+++ Records +++

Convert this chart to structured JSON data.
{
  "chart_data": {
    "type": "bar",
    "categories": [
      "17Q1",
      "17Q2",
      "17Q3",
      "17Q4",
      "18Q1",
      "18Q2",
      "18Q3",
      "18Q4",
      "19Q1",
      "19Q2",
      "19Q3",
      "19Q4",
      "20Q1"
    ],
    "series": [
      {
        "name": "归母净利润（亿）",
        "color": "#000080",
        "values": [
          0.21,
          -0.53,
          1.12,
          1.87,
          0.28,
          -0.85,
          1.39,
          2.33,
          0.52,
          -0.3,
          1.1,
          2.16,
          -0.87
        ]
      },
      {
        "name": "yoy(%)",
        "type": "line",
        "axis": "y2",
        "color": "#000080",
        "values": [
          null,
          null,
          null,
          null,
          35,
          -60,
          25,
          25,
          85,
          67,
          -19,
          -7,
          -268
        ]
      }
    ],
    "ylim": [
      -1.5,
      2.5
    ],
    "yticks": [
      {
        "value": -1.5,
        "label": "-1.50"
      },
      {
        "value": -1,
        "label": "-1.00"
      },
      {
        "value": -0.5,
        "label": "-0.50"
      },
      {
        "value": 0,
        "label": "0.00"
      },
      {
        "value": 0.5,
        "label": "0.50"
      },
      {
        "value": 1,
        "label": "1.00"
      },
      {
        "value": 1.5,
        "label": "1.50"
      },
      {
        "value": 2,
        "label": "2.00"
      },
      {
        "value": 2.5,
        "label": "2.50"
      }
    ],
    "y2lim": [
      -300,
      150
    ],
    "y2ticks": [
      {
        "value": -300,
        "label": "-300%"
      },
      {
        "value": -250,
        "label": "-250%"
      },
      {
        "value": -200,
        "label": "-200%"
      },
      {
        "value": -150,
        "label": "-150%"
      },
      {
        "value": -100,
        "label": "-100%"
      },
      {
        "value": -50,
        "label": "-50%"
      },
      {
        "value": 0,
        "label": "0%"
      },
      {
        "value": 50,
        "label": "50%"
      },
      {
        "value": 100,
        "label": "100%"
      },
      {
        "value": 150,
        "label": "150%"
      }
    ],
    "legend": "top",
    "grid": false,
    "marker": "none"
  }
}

+++

> _What the task requires_:
Every entry should be printed again exactly as it stands.

> _Answer to this task_:
Convert this chart to structured JSON data.
{
  "chart_data": {
    "type": "bar",
    "categories": [
      "17Q1",
      "17Q2",
      "17Q3",
      "17Q4",
      "18Q1",
      "18Q2",
      "18Q3",
      "18Q4",
      "19Q1",
      "19Q2",
      "19Q3",
      "19Q4",
      "20Q1"
    ],
    "series": [
      {
        "name": "归母净利润（亿）",
        "color": "#000080",
        "values": [
          0.21,
          -0.53,
          1.12,
          1.87,
          0.28,
          -0.85,
          1.39,
          2.33,
          0.52,
          -0.3,
          1.1,
          2.16,
          -0.87
        ]
      },
      {
        "name": "yoy(%)",
        "type": "line",
        "axis": "y2",
        "color": "#000080",
        "values": [
          null,
          null,
          null,
          null,
          35,
          -60,
          25,
          25,
          85,
          67,
          -19,
          -7,
          -268
        ]
      }
    ],
    "ylim": [
      -1.5,
      2.5
    ],
    "yticks": [
      {
        "value": -1.5,
        "label": "-1.50"
      },
      {
        "value": -1,
        "label": "-1.00"
      },
      {
        "value": -0.5,
        "label": "-0.50"
      },
      {
        "value": 0,
        "label": "0.00"
      },
      {
        "value": 0.5,
        "label": "0.50"
      },
      {
        "value": 1,
        "label": "1.00"
      },
      {
        "value": 1.5,
        "label": "1.50"
      },
      {
        "value": 2,
        "label": "2.00"
      },
      {
        "value": 2.5,
        "label": "2.50"
      }
    ],
    "y2lim": [
      -300,
      150
    ],
    "y2ticks": [
      {
        "value": -300,
        "label": "-300%"
      },
      {
        "value": -250,
        "label": "-250%"
      },
      {
        "value": -200,
        "label": "-200%"
      },
      {
        "value": -150,
        "label": "-150%"
      },
      {
        "value": -100,
        "label": "-100%"
      },
      {
        "value": -50,
        "label": "-50%"
      },
      {
        "value": 0,
        "label": "0%"
      },
      {
        "value": 50,
        "label": "50%"
      },
      {
        "value": 100,
        "label": "100%"
      },
      {
        "value": 150,
        "label": "150%"
      }
    ],
    "legend": "top",
    "grid": false,
    "marker": "none"
  }
}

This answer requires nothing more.